## Data listing

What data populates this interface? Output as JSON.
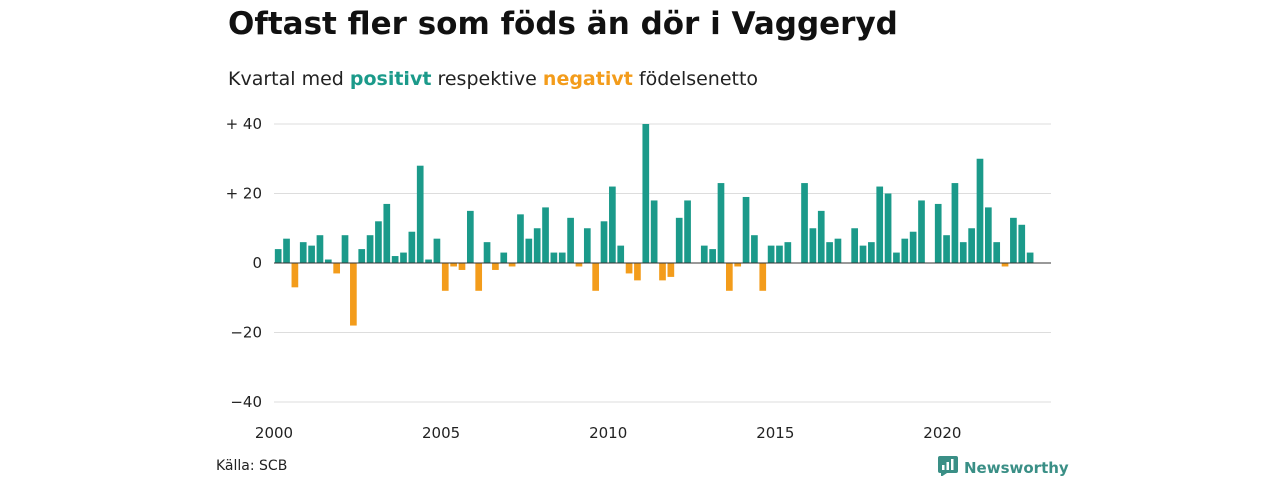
{
  "title": "Oftast fler som föds än dör i Vaggeryd",
  "subtitle": {
    "prefix": "Kvartal med",
    "positive_word": "positivt",
    "middle": "respektive",
    "negative_word": "negativt",
    "suffix": "födelsenetto"
  },
  "source": "Källa: SCB",
  "brand": {
    "name": "Newsworthy",
    "icon": "newsworthy-logo-icon"
  },
  "colors": {
    "positive": "#1b9a8a",
    "negative": "#f39c1b",
    "grid": "#dddddd",
    "zero": "#333333"
  },
  "chart_data": {
    "type": "bar",
    "title": "Oftast fler som föds än dör i Vaggeryd",
    "xlabel": "",
    "ylabel": "",
    "ylim": [
      -40,
      40
    ],
    "xlim": [
      2000,
      2023.25
    ],
    "yticks": [
      {
        "value": 40,
        "label": "+ 40"
      },
      {
        "value": 20,
        "label": "+ 20"
      },
      {
        "value": 0,
        "label": "0"
      },
      {
        "value": -20,
        "label": "−20"
      },
      {
        "value": -40,
        "label": "−40"
      }
    ],
    "xticks": [
      {
        "value": 2000,
        "label": "2000"
      },
      {
        "value": 2005,
        "label": "2005"
      },
      {
        "value": 2010,
        "label": "2010"
      },
      {
        "value": 2015,
        "label": "2015"
      },
      {
        "value": 2020,
        "label": "2020"
      }
    ],
    "grid": true,
    "start_year": 2000,
    "periods_per_year": 4,
    "values": [
      4,
      7,
      -7,
      6,
      5,
      8,
      1,
      -3,
      8,
      -18,
      4,
      8,
      12,
      17,
      2,
      3,
      9,
      28,
      1,
      7,
      -8,
      -1,
      -2,
      15,
      -8,
      6,
      -2,
      3,
      -1,
      14,
      7,
      10,
      16,
      3,
      3,
      13,
      -1,
      10,
      -8,
      12,
      22,
      5,
      -3,
      -5,
      40,
      18,
      -5,
      -4,
      13,
      18,
      0,
      5,
      4,
      23,
      -8,
      -1,
      19,
      8,
      -8,
      5,
      5,
      6,
      0,
      23,
      10,
      15,
      6,
      7,
      0,
      10,
      5,
      6,
      22,
      20,
      3,
      7,
      9,
      18,
      0,
      17,
      8,
      23,
      6,
      10,
      30,
      16,
      6,
      -1,
      13,
      11,
      3
    ]
  }
}
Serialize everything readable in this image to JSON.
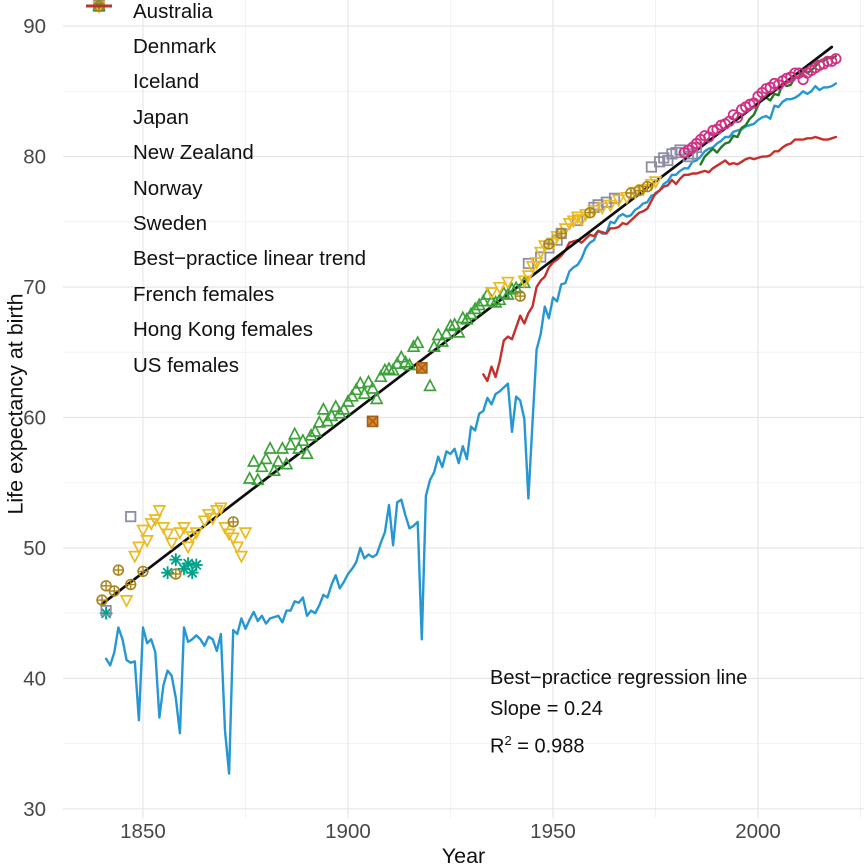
{
  "axes": {
    "x_title": "Year",
    "y_title": "Life expectancy at birth"
  },
  "annotation": {
    "line1": "Best−practice regression line",
    "line2": "Slope = 0.24",
    "r2_base": "R",
    "r2_sup": "2",
    "r2_rest": " = 0.988"
  },
  "legend": {
    "items": [
      {
        "label": "Australia",
        "marker": "square-x",
        "color": "#a55e12",
        "fill": "#d98630"
      },
      {
        "label": "Denmark",
        "marker": "asterisk",
        "color": "#00a38a"
      },
      {
        "label": "Iceland",
        "marker": "square",
        "color": "#8d8da4"
      },
      {
        "label": "Japan",
        "marker": "circle",
        "color": "#d23085"
      },
      {
        "label": "New Zealand",
        "marker": "triangle-up",
        "color": "#3ea23a"
      },
      {
        "label": "Norway",
        "marker": "triangle-down",
        "color": "#eaba1f"
      },
      {
        "label": "Sweden",
        "marker": "circle-plus",
        "color": "#a9831b"
      },
      {
        "label": "Best−practice linear trend",
        "marker": "line",
        "color": "#0d0d0d"
      },
      {
        "label": "French females",
        "marker": "line",
        "color": "#2697d3"
      },
      {
        "label": "Hong Kong females",
        "marker": "line",
        "color": "#217c21"
      },
      {
        "label": "US females",
        "marker": "line",
        "color": "#c5302c"
      }
    ]
  },
  "chart_data": {
    "type": "scatter+line",
    "title": "",
    "xlabel": "Year",
    "ylabel": "Life expectancy at birth",
    "xlim": [
      1830.5,
      2025.85
    ],
    "ylim": [
      29.3,
      92.0
    ],
    "x_ticks": [
      1850,
      1900,
      1950,
      2000
    ],
    "x_minor_ticks": [
      1875,
      1925,
      1975,
      2025
    ],
    "y_ticks": [
      30,
      40,
      50,
      60,
      70,
      80,
      90
    ],
    "y_minor_ticks": [
      35,
      45,
      55,
      65,
      75,
      85
    ],
    "grid": "major+minor on white, no axis lines",
    "legend_position": "top-left inside panel",
    "annotation": {
      "text": [
        "Best−practice regression line",
        "Slope = 0.24",
        "R² = 0.988"
      ],
      "x": 1935,
      "y": 41
    },
    "scatter_series": [
      {
        "name": "Australia",
        "marker": "square-x",
        "color": "#a55e12",
        "fill": "#d98630",
        "points": [
          [
            1906,
            59.7
          ],
          [
            1918,
            63.8
          ]
        ]
      },
      {
        "name": "Denmark",
        "marker": "asterisk",
        "color": "#00a38a",
        "points": [
          [
            1841,
            45.0
          ],
          [
            1856,
            48.1
          ],
          [
            1858,
            49.1
          ],
          [
            1860,
            48.4
          ],
          [
            1861,
            48.8
          ],
          [
            1862,
            48.1
          ],
          [
            1863,
            48.7
          ]
        ]
      },
      {
        "name": "Iceland",
        "marker": "square",
        "color": "#8d8da4",
        "points": [
          [
            1841,
            45.2
          ],
          [
            1847,
            52.4
          ],
          [
            1944,
            71.8
          ],
          [
            1947,
            72.3
          ],
          [
            1949,
            73.0
          ],
          [
            1951,
            73.6
          ],
          [
            1952,
            74.1
          ],
          [
            1956,
            75.1
          ],
          [
            1960,
            76.1
          ],
          [
            1961,
            76.3
          ],
          [
            1963,
            76.5
          ],
          [
            1965,
            76.8
          ],
          [
            1974,
            79.2
          ],
          [
            1976,
            79.6
          ],
          [
            1977,
            79.9
          ],
          [
            1978,
            79.7
          ],
          [
            1979,
            80.2
          ],
          [
            1980,
            80.3
          ],
          [
            1981,
            80.5
          ],
          [
            1983,
            80.0
          ],
          [
            1984,
            80.2
          ],
          [
            1985,
            80.7
          ]
        ]
      },
      {
        "name": "Japan",
        "marker": "circle",
        "color": "#d23085",
        "start_year": 1982,
        "values": [
          80.3,
          80.5,
          80.7,
          81.0,
          81.3,
          81.6,
          81.5,
          82.0,
          82.1,
          82.4,
          82.5,
          82.7,
          83.2,
          83.0,
          83.6,
          83.8,
          84.0,
          84.1,
          84.6,
          84.9,
          85.2,
          85.3,
          85.6,
          85.5,
          85.8,
          86.0,
          86.1,
          86.4,
          86.4,
          85.9,
          86.4,
          86.6,
          86.8,
          87.0,
          87.1,
          87.3,
          87.3,
          87.5
        ]
      },
      {
        "name": "New Zealand",
        "marker": "triangle-up",
        "color": "#3ea23a",
        "points": [
          [
            1876,
            55.3
          ],
          [
            1877,
            56.6
          ],
          [
            1878,
            55.2
          ],
          [
            1879,
            56.2
          ],
          [
            1880,
            56.8
          ],
          [
            1881,
            57.6
          ],
          [
            1882,
            55.9
          ],
          [
            1883,
            56.6
          ],
          [
            1884,
            57.6
          ],
          [
            1885,
            56.4
          ],
          [
            1886,
            57.9
          ],
          [
            1887,
            58.7
          ],
          [
            1888,
            57.6
          ],
          [
            1889,
            58.2
          ],
          [
            1890,
            57.2
          ],
          [
            1891,
            58.6
          ],
          [
            1892,
            58.9
          ],
          [
            1893,
            59.6
          ],
          [
            1894,
            60.6
          ],
          [
            1895,
            59.7
          ],
          [
            1896,
            60.1
          ],
          [
            1897,
            60.8
          ],
          [
            1898,
            60.3
          ],
          [
            1899,
            60.6
          ],
          [
            1900,
            61.2
          ],
          [
            1901,
            61.6
          ],
          [
            1902,
            62.1
          ],
          [
            1903,
            62.6
          ],
          [
            1904,
            61.8
          ],
          [
            1905,
            62.7
          ],
          [
            1906,
            62.2
          ],
          [
            1907,
            61.4
          ],
          [
            1908,
            63.1
          ],
          [
            1909,
            63.6
          ],
          [
            1910,
            63.7
          ],
          [
            1911,
            63.6
          ],
          [
            1912,
            64.1
          ],
          [
            1913,
            64.6
          ],
          [
            1914,
            64.2
          ],
          [
            1915,
            64.0
          ],
          [
            1916,
            65.4
          ],
          [
            1917,
            65.7
          ],
          [
            1920,
            62.4
          ],
          [
            1921,
            65.4
          ],
          [
            1922,
            66.3
          ],
          [
            1923,
            65.8
          ],
          [
            1924,
            66.4
          ],
          [
            1925,
            67.0
          ],
          [
            1926,
            67.1
          ],
          [
            1927,
            66.5
          ],
          [
            1928,
            67.6
          ],
          [
            1929,
            67.5
          ],
          [
            1930,
            67.9
          ],
          [
            1931,
            68.3
          ],
          [
            1932,
            68.6
          ],
          [
            1933,
            68.9
          ],
          [
            1934,
            69.4
          ],
          [
            1935,
            68.9
          ],
          [
            1936,
            68.8
          ],
          [
            1937,
            69.0
          ],
          [
            1938,
            69.5
          ],
          [
            1939,
            69.4
          ],
          [
            1940,
            69.8
          ],
          [
            1941,
            69.9
          ],
          [
            1943,
            70.3
          ]
        ]
      },
      {
        "name": "Norway",
        "marker": "triangle-down",
        "color": "#eaba1f",
        "points": [
          [
            1846,
            46.0
          ],
          [
            1848,
            49.4
          ],
          [
            1849,
            50.1
          ],
          [
            1850,
            51.4
          ],
          [
            1851,
            50.6
          ],
          [
            1852,
            51.9
          ],
          [
            1853,
            52.2
          ],
          [
            1854,
            52.9
          ],
          [
            1855,
            51.6
          ],
          [
            1856,
            51.1
          ],
          [
            1857,
            50.4
          ],
          [
            1859,
            51.2
          ],
          [
            1860,
            51.6
          ],
          [
            1861,
            50.1
          ],
          [
            1862,
            50.9
          ],
          [
            1863,
            51.2
          ],
          [
            1865,
            52.1
          ],
          [
            1866,
            52.6
          ],
          [
            1867,
            52.3
          ],
          [
            1868,
            52.9
          ],
          [
            1869,
            53.1
          ],
          [
            1870,
            51.6
          ],
          [
            1871,
            51.1
          ],
          [
            1872,
            50.8
          ],
          [
            1873,
            50.1
          ],
          [
            1874,
            49.4
          ],
          [
            1875,
            51.2
          ],
          [
            1935,
            69.6
          ],
          [
            1937,
            70.0
          ],
          [
            1939,
            70.4
          ],
          [
            1943,
            70.5
          ],
          [
            1944,
            70.9
          ],
          [
            1945,
            71.6
          ],
          [
            1946,
            71.9
          ],
          [
            1947,
            72.7
          ],
          [
            1948,
            73.2
          ],
          [
            1950,
            73.4
          ],
          [
            1951,
            73.9
          ],
          [
            1953,
            74.5
          ],
          [
            1954,
            74.9
          ],
          [
            1955,
            75.1
          ],
          [
            1956,
            75.4
          ],
          [
            1957,
            75.2
          ],
          [
            1958,
            75.6
          ],
          [
            1960,
            75.9
          ],
          [
            1962,
            76.1
          ],
          [
            1964,
            76.3
          ],
          [
            1966,
            76.7
          ],
          [
            1968,
            76.9
          ],
          [
            1970,
            77.3
          ],
          [
            1972,
            77.5
          ],
          [
            1974,
            77.9
          ],
          [
            1975,
            78.1
          ]
        ]
      },
      {
        "name": "Sweden",
        "marker": "circle-plus",
        "color": "#a9831b",
        "points": [
          [
            1840,
            46.0
          ],
          [
            1841,
            47.1
          ],
          [
            1843,
            46.7
          ],
          [
            1844,
            48.3
          ],
          [
            1847,
            47.2
          ],
          [
            1850,
            48.2
          ],
          [
            1858,
            48.0
          ],
          [
            1872,
            52.0
          ],
          [
            1942,
            69.3
          ],
          [
            1949,
            73.3
          ],
          [
            1952,
            74.1
          ],
          [
            1959,
            75.7
          ],
          [
            1969,
            77.2
          ],
          [
            1971,
            77.4
          ],
          [
            1973,
            77.7
          ]
        ]
      }
    ],
    "line_series": [
      {
        "name": "Best−practice linear trend",
        "color": "#0d0d0d",
        "width": 2.7,
        "slope": 0.24,
        "r2": 0.988,
        "points": [
          [
            1840,
            45.7
          ],
          [
            2018,
            88.4
          ]
        ]
      },
      {
        "name": "French females",
        "color": "#2697d3",
        "width": 2.4,
        "start_year": 1841,
        "values": [
          41.5,
          41.0,
          42.0,
          43.9,
          43.0,
          41.4,
          41.2,
          41.3,
          36.8,
          43.9,
          42.7,
          43.0,
          42.0,
          37.0,
          39.5,
          40.6,
          40.2,
          38.5,
          35.8,
          43.9,
          42.8,
          43.0,
          43.3,
          43.0,
          42.5,
          43.2,
          43.0,
          42.1,
          43.4,
          36.0,
          32.7,
          43.7,
          43.4,
          44.6,
          43.8,
          44.5,
          45.1,
          44.4,
          44.8,
          44.2,
          44.6,
          44.7,
          44.8,
          44.3,
          45.2,
          45.2,
          45.9,
          45.8,
          46.2,
          44.8,
          45.2,
          45.0,
          45.6,
          46.4,
          46.2,
          47.2,
          47.9,
          46.9,
          47.4,
          48.0,
          48.4,
          48.9,
          50.0,
          49.2,
          49.5,
          49.3,
          49.5,
          50.4,
          51.2,
          53.3,
          50.2,
          53.5,
          53.7,
          52.5,
          51.5,
          51.7,
          52.0,
          43.0,
          54.0,
          55.2,
          55.8,
          57.0,
          56.2,
          57.4,
          57.2,
          57.6,
          56.5,
          57.8,
          56.8,
          59.3,
          59.0,
          60.3,
          60.5,
          61.5,
          61.0,
          61.8,
          62.0,
          62.3,
          62.6,
          58.9,
          61.6,
          61.3,
          59.9,
          53.8,
          59.6,
          65.2,
          66.4,
          68.5,
          67.6,
          69.2,
          68.9,
          70.2,
          70.3,
          71.2,
          71.5,
          71.7,
          72.2,
          73.0,
          73.4,
          73.6,
          74.3,
          74.1,
          74.1,
          75.0,
          74.9,
          75.4,
          75.6,
          75.4,
          75.5,
          75.9,
          76.1,
          76.4,
          76.5,
          77.0,
          77.1,
          77.4,
          77.9,
          78.1,
          78.6,
          78.6,
          78.9,
          79.1,
          79.1,
          79.6,
          79.7,
          80.0,
          80.4,
          80.6,
          80.7,
          81.0,
          81.2,
          81.5,
          81.5,
          81.9,
          82.0,
          82.1,
          82.3,
          82.4,
          82.5,
          82.8,
          83.0,
          83.1,
          82.9,
          83.9,
          83.8,
          84.2,
          84.4,
          84.4,
          84.5,
          84.7,
          85.0,
          84.8,
          85.0,
          85.4,
          85.1,
          85.3,
          85.3,
          85.4,
          85.6
        ]
      },
      {
        "name": "Hong Kong females",
        "color": "#217c21",
        "width": 2.4,
        "start_year": 1986,
        "values": [
          79.4,
          80.0,
          80.3,
          80.6,
          80.3,
          80.7,
          81.0,
          81.1,
          81.6,
          81.5,
          82.2,
          82.4,
          82.9,
          83.2,
          83.9,
          84.6,
          84.5,
          84.3,
          84.8,
          84.7,
          85.6,
          85.4,
          85.5,
          86.1,
          86.0,
          86.7,
          86.4,
          86.6,
          86.9,
          87.3,
          87.3,
          87.6,
          87.5,
          87.7
        ]
      },
      {
        "name": "US females",
        "color": "#c5302c",
        "width": 2.4,
        "start_year": 1933,
        "values": [
          63.3,
          62.8,
          63.9,
          63.1,
          64.3,
          65.9,
          66.2,
          66.0,
          66.9,
          67.8,
          67.2,
          68.0,
          68.5,
          70.0,
          70.5,
          70.8,
          71.5,
          71.9,
          72.1,
          72.4,
          72.8,
          73.4,
          73.5,
          73.6,
          73.4,
          73.7,
          74.0,
          73.9,
          74.3,
          74.2,
          74.1,
          74.5,
          74.5,
          74.6,
          74.9,
          74.8,
          75.1,
          75.4,
          75.7,
          75.8,
          76.0,
          76.6,
          77.2,
          77.4,
          77.7,
          77.8,
          78.2,
          77.9,
          78.3,
          78.6,
          78.6,
          78.7,
          78.7,
          78.8,
          78.9,
          78.8,
          79.1,
          79.3,
          79.5,
          79.7,
          79.4,
          79.5,
          79.4,
          79.6,
          79.8,
          79.9,
          79.8,
          79.9,
          80.0,
          80.0,
          80.1,
          80.4,
          80.4,
          80.7,
          80.9,
          81.0,
          81.3,
          81.3,
          81.3,
          81.4,
          81.4,
          81.5,
          81.4,
          81.3,
          81.3,
          81.4,
          81.5
        ]
      }
    ],
    "style": {
      "grid_major_color": "#e4e4e4",
      "grid_minor_color": "#f2f2f2",
      "tick_label_color": "#474747"
    }
  }
}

## What to work on
Reply with nothing but the number of lines that contain the word "regression".

## Final result
2